THE DATA:

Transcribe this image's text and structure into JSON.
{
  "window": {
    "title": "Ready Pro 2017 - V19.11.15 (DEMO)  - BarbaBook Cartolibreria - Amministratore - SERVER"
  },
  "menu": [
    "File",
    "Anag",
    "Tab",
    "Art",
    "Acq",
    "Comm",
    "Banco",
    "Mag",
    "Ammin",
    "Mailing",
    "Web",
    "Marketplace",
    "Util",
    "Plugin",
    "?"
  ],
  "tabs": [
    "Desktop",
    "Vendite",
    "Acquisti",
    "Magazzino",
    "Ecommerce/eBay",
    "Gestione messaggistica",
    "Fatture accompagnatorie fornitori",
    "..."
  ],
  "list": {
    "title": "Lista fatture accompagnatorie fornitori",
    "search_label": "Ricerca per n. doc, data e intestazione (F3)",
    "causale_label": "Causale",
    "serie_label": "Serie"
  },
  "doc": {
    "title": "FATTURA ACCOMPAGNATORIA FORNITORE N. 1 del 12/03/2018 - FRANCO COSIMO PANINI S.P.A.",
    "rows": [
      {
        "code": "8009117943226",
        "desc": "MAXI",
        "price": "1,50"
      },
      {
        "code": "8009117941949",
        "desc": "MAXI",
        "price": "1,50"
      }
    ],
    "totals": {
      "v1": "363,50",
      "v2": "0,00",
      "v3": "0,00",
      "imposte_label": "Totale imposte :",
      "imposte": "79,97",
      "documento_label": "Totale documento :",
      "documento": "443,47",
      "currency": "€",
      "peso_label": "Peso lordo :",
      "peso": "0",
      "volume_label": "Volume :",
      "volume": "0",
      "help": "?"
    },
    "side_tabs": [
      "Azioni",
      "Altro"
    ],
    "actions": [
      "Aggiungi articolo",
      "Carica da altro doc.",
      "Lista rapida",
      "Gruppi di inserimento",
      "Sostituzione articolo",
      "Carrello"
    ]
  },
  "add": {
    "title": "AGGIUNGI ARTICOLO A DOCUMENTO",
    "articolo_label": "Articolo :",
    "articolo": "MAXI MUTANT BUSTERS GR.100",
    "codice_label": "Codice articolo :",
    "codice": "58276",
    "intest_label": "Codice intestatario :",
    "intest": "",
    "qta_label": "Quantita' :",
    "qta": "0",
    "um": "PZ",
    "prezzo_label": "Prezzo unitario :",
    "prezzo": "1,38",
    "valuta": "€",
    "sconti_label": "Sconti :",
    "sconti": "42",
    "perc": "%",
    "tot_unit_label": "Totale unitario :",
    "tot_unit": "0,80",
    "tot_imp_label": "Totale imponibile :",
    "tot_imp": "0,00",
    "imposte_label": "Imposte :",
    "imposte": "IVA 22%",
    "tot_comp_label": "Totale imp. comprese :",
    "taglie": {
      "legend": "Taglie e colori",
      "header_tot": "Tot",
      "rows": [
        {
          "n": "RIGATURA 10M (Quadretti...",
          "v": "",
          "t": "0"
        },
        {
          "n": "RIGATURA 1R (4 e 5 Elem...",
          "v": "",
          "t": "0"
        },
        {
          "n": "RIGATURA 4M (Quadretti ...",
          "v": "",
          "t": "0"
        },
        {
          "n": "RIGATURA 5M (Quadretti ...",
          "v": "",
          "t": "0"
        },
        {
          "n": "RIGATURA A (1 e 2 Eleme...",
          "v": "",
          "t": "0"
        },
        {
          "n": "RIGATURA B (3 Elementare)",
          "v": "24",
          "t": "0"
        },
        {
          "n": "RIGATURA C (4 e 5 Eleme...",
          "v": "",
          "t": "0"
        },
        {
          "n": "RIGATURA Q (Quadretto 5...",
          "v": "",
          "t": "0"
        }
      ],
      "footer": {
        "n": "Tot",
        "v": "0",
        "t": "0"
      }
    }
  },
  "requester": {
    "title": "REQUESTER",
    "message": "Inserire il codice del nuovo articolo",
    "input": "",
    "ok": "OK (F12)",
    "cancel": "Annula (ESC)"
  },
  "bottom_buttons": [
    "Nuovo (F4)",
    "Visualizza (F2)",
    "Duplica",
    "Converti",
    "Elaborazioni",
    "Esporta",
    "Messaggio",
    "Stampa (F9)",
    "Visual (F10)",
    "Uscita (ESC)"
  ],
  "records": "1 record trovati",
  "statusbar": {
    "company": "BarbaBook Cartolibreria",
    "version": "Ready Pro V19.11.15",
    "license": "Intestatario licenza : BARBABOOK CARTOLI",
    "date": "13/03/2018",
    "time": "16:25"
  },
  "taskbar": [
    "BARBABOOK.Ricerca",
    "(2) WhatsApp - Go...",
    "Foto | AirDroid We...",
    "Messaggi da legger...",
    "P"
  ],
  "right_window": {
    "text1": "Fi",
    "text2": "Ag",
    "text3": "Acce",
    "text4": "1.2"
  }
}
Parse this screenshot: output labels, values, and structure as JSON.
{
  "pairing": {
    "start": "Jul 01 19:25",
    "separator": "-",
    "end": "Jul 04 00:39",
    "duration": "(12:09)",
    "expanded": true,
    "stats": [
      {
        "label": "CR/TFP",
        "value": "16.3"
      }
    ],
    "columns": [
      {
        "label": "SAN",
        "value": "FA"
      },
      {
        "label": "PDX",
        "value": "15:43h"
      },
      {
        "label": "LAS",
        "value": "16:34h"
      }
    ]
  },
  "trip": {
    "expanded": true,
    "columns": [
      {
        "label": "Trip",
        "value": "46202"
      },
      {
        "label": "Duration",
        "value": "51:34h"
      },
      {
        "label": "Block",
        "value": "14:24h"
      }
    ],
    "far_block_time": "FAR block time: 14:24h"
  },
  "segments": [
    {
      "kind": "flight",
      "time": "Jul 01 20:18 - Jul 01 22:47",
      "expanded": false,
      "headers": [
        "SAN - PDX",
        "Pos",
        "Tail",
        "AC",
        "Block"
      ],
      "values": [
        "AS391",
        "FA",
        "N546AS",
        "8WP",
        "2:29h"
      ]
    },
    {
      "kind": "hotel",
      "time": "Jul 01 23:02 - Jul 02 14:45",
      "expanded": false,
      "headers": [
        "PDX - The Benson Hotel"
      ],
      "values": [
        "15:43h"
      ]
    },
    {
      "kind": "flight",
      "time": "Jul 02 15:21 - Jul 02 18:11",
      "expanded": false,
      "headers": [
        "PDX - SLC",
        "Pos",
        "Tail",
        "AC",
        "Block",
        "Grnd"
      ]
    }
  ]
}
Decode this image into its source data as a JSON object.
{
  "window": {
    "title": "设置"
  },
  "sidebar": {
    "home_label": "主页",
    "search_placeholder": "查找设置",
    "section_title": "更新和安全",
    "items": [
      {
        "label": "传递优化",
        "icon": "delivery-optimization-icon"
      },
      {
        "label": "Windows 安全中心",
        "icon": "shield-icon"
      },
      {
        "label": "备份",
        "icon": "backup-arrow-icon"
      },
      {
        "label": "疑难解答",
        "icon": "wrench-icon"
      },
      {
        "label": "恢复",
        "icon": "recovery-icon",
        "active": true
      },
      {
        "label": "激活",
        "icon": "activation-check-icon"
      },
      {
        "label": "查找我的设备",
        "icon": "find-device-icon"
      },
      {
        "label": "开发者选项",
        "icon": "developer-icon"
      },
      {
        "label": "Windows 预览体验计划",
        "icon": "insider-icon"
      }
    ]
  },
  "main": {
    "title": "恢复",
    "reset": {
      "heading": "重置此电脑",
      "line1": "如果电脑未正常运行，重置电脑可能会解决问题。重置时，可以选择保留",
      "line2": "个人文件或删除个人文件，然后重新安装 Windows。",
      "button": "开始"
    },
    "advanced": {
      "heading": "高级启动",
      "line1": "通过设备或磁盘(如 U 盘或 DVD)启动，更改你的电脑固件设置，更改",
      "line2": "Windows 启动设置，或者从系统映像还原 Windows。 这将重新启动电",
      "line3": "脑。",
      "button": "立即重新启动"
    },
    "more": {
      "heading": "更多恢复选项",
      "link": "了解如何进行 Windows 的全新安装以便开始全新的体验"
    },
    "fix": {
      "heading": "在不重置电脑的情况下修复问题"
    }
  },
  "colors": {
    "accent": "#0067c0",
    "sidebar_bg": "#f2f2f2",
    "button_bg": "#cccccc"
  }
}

WORK TO COMPLETE: Write out every line of the data that holds the word "Cartolibreria".

RESULT FOR THIS EXERCISE:
    "title": "Ready Pro 2017 - V19.11.15 (DEMO)  - BarbaBook Cartolibreria - Amministratore - SERVER"
    "company": "BarbaBook Cartolibreria",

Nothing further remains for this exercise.